:: EXERCISE ::
Copy out the entries exactly, from the first line to the last.
## start SOURCE MATERIAL
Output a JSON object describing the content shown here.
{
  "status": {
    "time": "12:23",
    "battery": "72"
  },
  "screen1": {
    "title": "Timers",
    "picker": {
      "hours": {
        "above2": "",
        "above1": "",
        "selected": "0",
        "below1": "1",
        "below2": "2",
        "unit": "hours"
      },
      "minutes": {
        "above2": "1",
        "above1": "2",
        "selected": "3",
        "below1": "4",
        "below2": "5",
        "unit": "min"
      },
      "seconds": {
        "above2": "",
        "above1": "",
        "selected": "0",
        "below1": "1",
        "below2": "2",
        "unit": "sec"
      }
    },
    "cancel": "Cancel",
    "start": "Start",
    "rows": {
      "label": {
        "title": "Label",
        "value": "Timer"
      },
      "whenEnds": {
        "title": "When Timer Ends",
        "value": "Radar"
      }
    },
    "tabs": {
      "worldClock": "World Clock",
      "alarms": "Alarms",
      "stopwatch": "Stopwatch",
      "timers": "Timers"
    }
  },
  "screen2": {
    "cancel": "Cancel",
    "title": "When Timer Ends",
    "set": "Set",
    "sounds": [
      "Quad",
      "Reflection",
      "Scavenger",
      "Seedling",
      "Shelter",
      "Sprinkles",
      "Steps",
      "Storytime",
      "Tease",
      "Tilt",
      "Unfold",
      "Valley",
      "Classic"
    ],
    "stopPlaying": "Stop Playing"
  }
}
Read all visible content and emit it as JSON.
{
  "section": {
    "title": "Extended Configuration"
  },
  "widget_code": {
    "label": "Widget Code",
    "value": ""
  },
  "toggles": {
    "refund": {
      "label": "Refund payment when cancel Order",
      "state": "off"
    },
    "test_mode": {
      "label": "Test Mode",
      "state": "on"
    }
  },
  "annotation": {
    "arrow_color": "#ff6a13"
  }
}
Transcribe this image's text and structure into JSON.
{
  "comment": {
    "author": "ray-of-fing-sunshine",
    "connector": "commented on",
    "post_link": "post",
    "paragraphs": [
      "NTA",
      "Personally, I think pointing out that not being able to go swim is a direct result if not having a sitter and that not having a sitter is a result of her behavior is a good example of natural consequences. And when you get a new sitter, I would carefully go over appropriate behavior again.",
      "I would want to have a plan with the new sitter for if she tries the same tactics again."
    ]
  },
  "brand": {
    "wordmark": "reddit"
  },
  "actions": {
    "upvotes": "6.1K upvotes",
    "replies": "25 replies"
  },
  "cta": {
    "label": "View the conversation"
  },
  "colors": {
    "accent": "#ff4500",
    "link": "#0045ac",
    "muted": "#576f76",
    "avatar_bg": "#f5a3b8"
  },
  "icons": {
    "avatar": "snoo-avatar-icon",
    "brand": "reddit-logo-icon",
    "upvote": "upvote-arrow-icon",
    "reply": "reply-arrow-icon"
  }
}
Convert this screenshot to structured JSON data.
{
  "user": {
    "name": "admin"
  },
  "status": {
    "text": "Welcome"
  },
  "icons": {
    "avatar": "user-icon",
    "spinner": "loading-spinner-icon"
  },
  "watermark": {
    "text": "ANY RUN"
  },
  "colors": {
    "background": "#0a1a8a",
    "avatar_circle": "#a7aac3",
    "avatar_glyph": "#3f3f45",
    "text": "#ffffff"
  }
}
## end SOURCE MATERIAL
:: RESPONSE TO THE EXERCISE ::
Output a JSON object describing the content shown here.
{
  "status": {
    "time": "12:23",
    "battery": "72"
  },
  "screen1": {
    "title": "Timers",
    "picker": {
      "hours": {
        "above2": "",
        "above1": "",
        "selected": "0",
        "below1": "1",
        "below2": "2",
        "unit": "hours"
      },
      "minutes": {
        "above2": "1",
        "above1": "2",
        "selected": "3",
        "below1": "4",
        "below2": "5",
        "unit": "min"
      },
      "seconds": {
        "above2": "",
        "above1": "",
        "selected": "0",
        "below1": "1",
        "below2": "2",
        "unit": "sec"
      }
    },
    "cancel": "Cancel",
    "start": "Start",
    "rows": {
      "label": {
        "title": "Label",
        "value": "Timer"
      },
      "whenEnds": {
        "title": "When Timer Ends",
        "value": "Radar"
      }
    },
    "tabs": {
      "worldClock": "World Clock",
      "alarms": "Alarms",
      "stopwatch": "Stopwatch",
      "timers": "Timers"
    }
  },
  "screen2": {
    "cancel": "Cancel",
    "title": "When Timer Ends",
    "set": "Set",
    "sounds": [
      "Quad",
      "Reflection",
      "Scavenger",
      "Seedling",
      "Shelter",
      "Sprinkles",
      "Steps",
      "Storytime",
      "Tease",
      "Tilt",
      "Unfold",
      "Valley",
      "Classic"
    ],
    "stopPlaying": "Stop Playing"
  }
}
Read all visible content and emit it as JSON.
{
  "section": {
    "title": "Extended Configuration"
  },
  "widget_code": {
    "label": "Widget Code",
    "value": ""
  },
  "toggles": {
    "refund": {
      "label": "Refund payment when cancel Order",
      "state": "off"
    },
    "test_mode": {
      "label": "Test Mode",
      "state": "on"
    }
  },
  "annotation": {
    "arrow_color": "#ff6a13"
  }
}
Transcribe this image's text and structure into JSON.
{
  "comment": {
    "author": "ray-of-fing-sunshine",
    "connector": "commented on",
    "post_link": "post",
    "paragraphs": [
      "NTA",
      "Personally, I think pointing out that not being able to go swim is a direct result if not having a sitter and that not having a sitter is a result of her behavior is a good example of natural consequences. And when you get a new sitter, I would carefully go over appropriate behavior again.",
      "I would want to have a plan with the new sitter for if she tries the same tactics again."
    ]
  },
  "brand": {
    "wordmark": "reddit"
  },
  "actions": {
    "upvotes": "6.1K upvotes",
    "replies": "25 replies"
  },
  "cta": {
    "label": "View the conversation"
  },
  "colors": {
    "accent": "#ff4500",
    "link": "#0045ac",
    "muted": "#576f76",
    "avatar_bg": "#f5a3b8"
  },
  "icons": {
    "avatar": "snoo-avatar-icon",
    "brand": "reddit-logo-icon",
    "upvote": "upvote-arrow-icon",
    "reply": "reply-arrow-icon"
  }
}
Convert this screenshot to structured JSON data.
{
  "user": {
    "name": "admin"
  },
  "status": {
    "text": "Welcome"
  },
  "icons": {
    "avatar": "user-icon",
    "spinner": "loading-spinner-icon"
  },
  "watermark": {
    "text": "ANY RUN"
  },
  "colors": {
    "background": "#0a1a8a",
    "avatar_circle": "#a7aac3",
    "avatar_glyph": "#3f3f45",
    "text": "#ffffff"
  }
}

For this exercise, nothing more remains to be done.